Extracted information →
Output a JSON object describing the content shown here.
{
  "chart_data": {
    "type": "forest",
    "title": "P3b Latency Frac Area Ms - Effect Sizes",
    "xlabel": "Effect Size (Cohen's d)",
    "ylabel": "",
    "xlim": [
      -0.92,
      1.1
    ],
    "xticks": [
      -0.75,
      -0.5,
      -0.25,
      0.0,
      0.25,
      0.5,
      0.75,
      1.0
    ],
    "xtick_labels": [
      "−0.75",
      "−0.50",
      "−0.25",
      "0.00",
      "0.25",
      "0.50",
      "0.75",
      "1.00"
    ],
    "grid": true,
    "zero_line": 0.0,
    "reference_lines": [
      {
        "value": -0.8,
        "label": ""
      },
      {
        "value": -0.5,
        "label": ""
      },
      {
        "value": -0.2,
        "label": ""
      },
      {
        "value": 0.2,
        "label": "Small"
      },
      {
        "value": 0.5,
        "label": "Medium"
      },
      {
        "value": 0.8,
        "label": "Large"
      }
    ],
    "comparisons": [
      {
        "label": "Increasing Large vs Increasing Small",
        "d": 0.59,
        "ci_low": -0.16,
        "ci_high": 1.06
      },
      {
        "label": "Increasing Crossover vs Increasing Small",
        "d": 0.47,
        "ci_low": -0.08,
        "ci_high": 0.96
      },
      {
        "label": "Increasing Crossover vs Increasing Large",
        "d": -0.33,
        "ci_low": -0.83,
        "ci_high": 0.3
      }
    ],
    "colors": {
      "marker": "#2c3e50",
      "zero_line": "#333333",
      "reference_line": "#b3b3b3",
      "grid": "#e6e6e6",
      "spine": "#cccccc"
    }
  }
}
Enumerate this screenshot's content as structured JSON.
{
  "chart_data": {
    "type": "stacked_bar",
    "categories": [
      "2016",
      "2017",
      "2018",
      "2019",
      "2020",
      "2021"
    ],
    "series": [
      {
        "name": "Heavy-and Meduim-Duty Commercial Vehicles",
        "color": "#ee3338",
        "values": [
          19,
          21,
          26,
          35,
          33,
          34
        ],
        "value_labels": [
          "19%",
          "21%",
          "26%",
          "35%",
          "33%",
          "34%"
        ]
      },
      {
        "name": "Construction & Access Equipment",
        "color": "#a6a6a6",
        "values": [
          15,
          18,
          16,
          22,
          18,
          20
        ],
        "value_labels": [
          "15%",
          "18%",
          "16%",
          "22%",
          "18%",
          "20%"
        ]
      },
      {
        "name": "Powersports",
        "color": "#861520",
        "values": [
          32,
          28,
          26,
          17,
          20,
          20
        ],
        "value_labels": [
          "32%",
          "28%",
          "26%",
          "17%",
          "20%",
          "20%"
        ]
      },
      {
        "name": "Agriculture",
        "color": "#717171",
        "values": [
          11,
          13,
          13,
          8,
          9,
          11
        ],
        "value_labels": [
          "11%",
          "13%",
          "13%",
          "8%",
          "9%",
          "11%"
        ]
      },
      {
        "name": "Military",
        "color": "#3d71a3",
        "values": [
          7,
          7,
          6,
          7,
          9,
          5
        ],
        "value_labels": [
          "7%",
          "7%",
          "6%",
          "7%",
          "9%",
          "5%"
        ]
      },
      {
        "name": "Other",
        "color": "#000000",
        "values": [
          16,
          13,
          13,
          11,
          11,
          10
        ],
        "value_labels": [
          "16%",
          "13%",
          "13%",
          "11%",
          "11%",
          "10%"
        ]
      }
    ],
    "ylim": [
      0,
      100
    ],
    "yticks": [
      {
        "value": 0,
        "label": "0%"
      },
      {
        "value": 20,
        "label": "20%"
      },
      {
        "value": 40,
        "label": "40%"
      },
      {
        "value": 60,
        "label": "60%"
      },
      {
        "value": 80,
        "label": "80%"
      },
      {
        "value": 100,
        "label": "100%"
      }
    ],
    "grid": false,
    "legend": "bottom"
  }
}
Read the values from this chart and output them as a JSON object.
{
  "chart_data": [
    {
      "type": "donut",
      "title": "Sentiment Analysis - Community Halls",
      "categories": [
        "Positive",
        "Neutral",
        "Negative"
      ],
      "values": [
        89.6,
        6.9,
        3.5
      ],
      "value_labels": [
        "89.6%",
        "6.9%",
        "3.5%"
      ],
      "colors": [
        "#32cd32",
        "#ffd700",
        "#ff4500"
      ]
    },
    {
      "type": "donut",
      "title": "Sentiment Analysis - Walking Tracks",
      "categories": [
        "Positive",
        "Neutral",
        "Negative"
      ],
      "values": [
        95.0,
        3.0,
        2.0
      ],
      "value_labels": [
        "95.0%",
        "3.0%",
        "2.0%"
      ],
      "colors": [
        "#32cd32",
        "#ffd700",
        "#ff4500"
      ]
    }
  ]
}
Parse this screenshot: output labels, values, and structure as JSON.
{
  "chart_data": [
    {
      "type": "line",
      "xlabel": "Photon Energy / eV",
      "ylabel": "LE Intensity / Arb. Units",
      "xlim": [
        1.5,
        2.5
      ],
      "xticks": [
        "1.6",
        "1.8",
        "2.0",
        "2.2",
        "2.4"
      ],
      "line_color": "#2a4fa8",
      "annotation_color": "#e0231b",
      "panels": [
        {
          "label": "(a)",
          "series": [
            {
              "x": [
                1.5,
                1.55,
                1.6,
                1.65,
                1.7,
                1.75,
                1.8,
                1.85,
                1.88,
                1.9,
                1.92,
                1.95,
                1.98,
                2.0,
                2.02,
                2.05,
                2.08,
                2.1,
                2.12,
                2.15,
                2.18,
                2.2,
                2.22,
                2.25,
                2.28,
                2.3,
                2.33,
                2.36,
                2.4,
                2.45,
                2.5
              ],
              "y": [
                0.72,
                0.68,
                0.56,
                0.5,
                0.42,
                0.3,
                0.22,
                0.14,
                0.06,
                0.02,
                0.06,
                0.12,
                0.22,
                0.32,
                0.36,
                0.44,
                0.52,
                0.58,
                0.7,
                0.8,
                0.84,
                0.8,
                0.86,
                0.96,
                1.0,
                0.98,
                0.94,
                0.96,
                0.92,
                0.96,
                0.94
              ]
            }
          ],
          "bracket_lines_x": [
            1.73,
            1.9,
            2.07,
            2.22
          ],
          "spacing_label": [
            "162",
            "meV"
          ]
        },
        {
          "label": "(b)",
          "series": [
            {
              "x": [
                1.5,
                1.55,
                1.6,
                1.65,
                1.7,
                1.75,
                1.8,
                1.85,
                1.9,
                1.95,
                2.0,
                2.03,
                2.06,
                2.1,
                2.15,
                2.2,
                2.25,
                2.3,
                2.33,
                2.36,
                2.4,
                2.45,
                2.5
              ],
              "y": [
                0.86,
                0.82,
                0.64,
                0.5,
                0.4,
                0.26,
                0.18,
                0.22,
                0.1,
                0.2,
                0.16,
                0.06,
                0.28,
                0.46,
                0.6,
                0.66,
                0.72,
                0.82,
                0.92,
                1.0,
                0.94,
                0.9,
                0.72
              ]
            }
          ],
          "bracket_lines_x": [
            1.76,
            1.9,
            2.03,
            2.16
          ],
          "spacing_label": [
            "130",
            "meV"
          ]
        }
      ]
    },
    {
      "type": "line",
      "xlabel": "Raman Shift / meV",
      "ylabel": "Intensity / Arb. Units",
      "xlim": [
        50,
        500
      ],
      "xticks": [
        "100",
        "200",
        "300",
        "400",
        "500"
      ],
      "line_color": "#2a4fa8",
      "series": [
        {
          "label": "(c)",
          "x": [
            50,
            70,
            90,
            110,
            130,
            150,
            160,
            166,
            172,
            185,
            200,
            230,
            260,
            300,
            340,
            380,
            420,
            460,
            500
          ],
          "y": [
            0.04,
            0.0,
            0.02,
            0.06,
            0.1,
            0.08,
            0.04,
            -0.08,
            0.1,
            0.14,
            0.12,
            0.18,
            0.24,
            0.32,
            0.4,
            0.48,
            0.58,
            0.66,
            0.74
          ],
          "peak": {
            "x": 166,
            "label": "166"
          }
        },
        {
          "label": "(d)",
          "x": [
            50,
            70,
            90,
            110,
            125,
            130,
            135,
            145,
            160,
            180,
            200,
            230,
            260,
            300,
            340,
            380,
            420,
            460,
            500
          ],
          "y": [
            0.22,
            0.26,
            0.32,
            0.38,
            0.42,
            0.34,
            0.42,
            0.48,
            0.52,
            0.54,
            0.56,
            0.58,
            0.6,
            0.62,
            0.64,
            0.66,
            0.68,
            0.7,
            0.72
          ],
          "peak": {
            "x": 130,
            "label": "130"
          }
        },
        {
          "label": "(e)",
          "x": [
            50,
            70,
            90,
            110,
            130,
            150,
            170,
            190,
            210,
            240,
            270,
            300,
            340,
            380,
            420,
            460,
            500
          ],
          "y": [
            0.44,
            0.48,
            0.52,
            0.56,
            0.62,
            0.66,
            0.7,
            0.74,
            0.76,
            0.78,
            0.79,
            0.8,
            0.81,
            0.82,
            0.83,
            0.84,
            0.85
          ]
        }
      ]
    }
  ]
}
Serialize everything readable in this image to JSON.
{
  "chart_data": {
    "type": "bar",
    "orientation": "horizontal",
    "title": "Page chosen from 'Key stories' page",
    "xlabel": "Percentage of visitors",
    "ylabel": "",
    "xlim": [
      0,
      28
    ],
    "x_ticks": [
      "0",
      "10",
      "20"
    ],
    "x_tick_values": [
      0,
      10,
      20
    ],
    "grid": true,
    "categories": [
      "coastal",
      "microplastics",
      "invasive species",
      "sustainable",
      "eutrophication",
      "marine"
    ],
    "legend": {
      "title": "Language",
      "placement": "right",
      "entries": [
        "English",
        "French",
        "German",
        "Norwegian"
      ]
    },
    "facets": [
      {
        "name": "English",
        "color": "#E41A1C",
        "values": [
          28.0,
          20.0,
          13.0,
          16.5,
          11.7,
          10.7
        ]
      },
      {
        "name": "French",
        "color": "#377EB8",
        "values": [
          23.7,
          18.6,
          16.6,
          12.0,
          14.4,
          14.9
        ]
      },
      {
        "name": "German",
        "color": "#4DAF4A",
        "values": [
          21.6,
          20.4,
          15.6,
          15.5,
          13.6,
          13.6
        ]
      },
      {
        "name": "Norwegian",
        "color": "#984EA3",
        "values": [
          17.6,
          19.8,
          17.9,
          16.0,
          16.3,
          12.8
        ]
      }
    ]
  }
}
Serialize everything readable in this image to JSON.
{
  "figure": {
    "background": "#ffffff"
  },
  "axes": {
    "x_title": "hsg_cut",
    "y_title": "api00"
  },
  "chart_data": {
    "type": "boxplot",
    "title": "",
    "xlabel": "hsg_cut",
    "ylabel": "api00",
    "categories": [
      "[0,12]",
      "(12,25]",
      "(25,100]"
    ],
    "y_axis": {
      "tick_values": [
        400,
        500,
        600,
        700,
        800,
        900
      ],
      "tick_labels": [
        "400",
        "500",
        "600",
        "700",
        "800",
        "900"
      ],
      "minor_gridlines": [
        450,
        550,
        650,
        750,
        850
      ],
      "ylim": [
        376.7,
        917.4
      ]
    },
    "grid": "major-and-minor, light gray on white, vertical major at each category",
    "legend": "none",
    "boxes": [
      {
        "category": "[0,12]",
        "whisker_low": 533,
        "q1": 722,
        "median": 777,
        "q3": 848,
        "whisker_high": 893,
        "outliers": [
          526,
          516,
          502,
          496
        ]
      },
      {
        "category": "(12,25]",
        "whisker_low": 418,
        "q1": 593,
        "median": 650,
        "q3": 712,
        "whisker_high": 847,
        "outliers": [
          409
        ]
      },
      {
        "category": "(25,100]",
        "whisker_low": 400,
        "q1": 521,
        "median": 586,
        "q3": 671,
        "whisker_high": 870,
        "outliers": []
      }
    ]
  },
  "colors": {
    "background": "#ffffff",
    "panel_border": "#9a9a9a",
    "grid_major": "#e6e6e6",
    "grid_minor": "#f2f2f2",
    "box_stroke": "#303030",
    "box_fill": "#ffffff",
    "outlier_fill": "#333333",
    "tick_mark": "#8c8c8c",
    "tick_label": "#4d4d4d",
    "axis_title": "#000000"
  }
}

Goal of the exercise →
Every line above that contains the word "Sentiment" should be reported.

Answer in full →
      "title": "Sentiment Analysis - Community Halls",
      "title": "Sentiment Analysis - Walking Tracks",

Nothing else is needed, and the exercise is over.